What to do:
Read through the records below and copy each line that uses the word "text".
START Records to use
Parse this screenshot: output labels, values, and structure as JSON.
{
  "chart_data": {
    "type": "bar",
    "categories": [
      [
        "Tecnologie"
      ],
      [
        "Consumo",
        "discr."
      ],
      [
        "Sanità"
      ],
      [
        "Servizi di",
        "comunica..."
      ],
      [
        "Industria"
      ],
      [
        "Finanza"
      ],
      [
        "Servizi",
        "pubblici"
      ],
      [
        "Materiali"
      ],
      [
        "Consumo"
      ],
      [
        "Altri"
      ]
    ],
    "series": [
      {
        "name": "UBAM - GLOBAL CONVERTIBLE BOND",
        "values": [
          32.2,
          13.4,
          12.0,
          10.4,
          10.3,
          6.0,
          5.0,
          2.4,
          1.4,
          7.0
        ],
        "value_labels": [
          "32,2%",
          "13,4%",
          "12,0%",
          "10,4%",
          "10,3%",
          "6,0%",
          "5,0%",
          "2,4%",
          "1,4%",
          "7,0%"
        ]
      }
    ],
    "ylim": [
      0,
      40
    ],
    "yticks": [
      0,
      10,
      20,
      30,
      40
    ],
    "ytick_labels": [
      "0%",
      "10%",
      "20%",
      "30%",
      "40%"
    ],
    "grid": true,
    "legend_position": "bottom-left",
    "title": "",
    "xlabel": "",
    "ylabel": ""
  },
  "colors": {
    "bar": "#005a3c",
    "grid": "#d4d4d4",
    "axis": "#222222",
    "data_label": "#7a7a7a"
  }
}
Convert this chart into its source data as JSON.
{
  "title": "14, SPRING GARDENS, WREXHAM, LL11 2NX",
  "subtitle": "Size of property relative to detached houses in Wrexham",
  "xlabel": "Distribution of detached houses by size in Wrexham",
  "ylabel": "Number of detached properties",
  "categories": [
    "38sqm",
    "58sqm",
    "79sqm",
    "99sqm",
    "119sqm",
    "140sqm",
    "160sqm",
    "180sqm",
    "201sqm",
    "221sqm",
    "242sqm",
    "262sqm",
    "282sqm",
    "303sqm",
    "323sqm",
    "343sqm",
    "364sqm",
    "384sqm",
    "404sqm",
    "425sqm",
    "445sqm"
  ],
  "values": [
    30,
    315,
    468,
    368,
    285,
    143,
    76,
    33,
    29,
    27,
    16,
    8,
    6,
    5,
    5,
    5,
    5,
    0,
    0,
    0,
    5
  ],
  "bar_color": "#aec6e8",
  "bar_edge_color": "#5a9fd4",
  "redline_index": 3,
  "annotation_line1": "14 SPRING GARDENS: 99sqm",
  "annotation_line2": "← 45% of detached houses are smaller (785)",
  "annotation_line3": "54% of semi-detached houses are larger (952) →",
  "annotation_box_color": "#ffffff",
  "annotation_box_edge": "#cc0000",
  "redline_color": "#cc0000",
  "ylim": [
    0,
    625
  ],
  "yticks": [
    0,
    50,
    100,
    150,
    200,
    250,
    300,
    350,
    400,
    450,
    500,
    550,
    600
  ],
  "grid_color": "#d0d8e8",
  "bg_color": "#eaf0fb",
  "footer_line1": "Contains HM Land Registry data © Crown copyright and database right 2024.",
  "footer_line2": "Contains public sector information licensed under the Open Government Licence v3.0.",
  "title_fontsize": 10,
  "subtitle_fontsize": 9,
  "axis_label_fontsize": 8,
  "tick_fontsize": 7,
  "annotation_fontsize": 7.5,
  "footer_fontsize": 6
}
END Records to use
START Records to use
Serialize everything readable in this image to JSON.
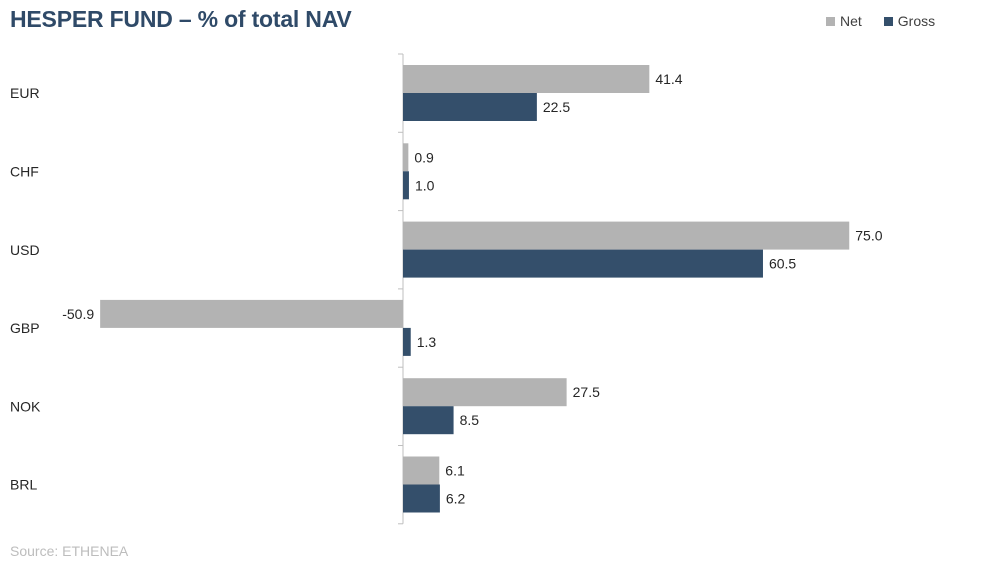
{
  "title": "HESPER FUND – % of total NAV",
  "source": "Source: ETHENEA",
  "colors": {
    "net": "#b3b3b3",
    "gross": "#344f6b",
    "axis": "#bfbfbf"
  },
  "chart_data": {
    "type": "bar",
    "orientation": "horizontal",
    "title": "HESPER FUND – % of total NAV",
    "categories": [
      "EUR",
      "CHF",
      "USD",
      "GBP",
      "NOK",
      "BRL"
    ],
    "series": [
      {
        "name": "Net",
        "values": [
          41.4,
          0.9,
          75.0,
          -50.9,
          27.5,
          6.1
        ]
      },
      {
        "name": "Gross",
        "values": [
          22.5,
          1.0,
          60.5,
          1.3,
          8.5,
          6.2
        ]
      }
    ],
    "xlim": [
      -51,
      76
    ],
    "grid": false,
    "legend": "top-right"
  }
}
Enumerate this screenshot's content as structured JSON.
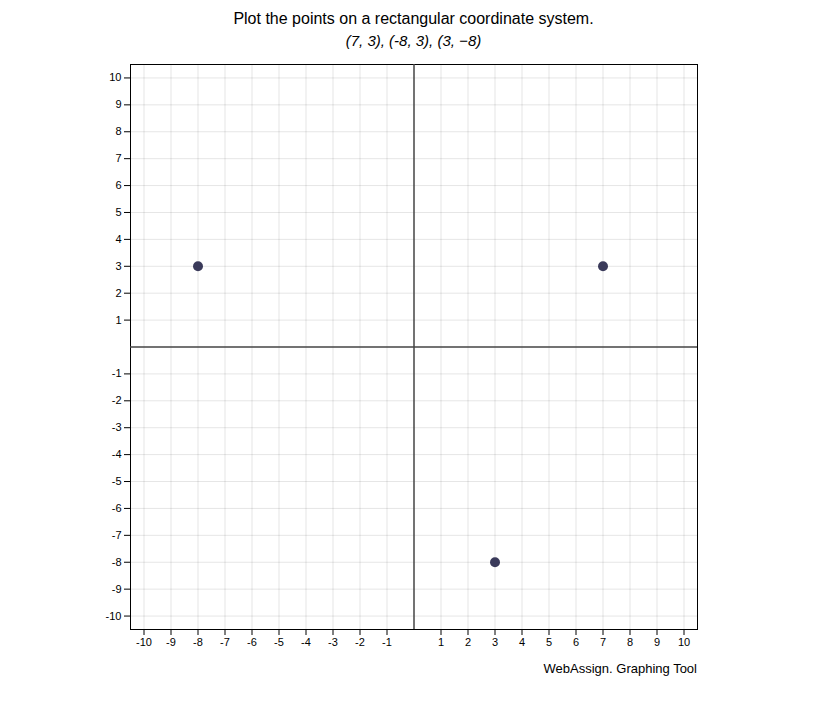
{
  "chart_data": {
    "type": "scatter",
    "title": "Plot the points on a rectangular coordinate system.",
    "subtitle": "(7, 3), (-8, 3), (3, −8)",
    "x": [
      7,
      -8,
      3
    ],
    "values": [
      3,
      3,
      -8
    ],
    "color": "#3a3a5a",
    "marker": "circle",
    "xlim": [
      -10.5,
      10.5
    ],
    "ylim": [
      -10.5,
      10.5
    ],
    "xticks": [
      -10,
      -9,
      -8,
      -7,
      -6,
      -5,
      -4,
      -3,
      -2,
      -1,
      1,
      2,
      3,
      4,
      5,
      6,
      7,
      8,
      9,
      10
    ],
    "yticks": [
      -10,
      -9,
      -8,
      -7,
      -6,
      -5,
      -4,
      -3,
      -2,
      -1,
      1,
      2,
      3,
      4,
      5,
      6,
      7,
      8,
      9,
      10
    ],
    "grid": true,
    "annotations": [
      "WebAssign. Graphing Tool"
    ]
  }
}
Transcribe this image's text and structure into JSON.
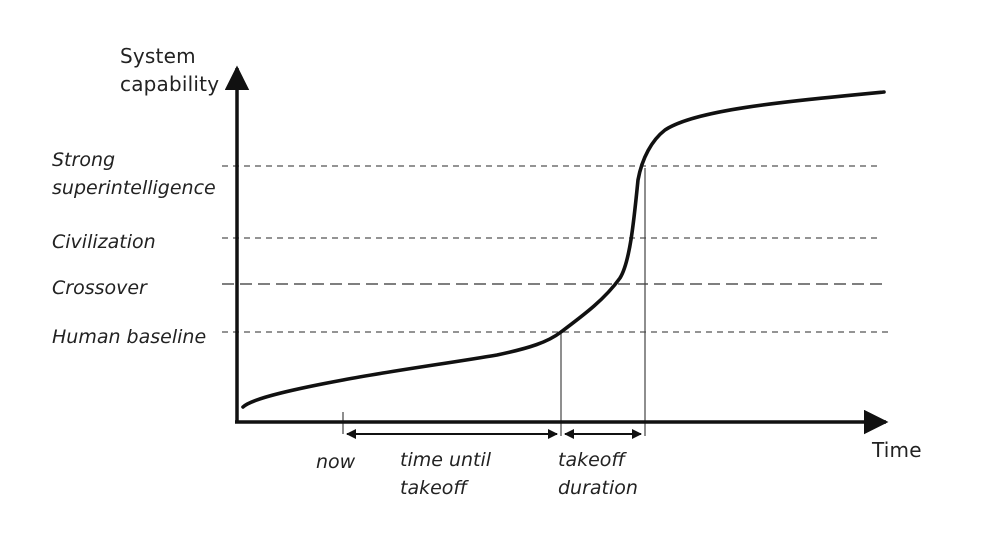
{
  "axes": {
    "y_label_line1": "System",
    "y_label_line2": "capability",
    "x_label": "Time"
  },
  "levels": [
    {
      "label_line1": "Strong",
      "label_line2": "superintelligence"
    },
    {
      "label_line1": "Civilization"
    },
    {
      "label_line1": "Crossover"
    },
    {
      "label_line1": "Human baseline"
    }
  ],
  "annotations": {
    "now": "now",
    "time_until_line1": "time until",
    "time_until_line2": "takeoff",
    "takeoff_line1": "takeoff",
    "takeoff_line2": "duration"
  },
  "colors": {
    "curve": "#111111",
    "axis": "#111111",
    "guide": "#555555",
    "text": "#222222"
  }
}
END Records to use
Task result:
Transcribe this image's text and structure into JSON.
    "text": "#222222"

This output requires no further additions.